(Excerpt from a dataset)

+ + + + +

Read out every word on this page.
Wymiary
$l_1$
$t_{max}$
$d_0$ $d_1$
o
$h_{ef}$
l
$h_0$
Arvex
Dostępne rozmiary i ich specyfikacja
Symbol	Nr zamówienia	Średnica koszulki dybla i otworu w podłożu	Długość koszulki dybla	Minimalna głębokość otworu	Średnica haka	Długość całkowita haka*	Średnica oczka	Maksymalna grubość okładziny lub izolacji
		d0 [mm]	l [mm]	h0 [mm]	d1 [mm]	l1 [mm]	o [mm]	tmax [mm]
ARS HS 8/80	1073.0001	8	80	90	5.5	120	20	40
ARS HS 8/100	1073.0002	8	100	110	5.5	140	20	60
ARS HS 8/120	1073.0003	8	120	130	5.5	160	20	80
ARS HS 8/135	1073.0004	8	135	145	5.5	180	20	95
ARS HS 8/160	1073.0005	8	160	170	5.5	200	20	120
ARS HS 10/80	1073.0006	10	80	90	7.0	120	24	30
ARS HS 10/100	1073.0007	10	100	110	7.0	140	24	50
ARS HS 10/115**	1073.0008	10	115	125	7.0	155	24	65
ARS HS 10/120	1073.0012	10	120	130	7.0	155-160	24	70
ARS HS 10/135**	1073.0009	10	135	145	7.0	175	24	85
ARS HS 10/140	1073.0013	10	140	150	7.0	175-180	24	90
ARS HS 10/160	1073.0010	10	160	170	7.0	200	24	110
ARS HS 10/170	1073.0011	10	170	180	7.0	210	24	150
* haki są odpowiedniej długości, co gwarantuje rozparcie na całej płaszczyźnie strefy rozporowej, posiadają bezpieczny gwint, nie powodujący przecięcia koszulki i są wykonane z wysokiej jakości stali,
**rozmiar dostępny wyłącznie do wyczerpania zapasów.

+ + + + +

§ **What is needed**:
Locate the word "koszulki" in the records and collect each line it appears in.

§ **Task solution**:
Symbol	Nr zamówienia	Średnica koszulki dybla i otworu w podłożu	Długość koszulki dybla	Minimalna głębokość otworu	Średnica haka	Długość całkowita haka*	Średnica oczka	Maksymalna grubość okładziny lub izolacji
* haki są odpowiedniej długości, co gwarantuje rozparcie na całej płaszczyźnie strefy rozporowej, posiadają bezpieczny gwint, nie powodujący przecięcia koszulki i są wykonane z wysokiej jakości stali,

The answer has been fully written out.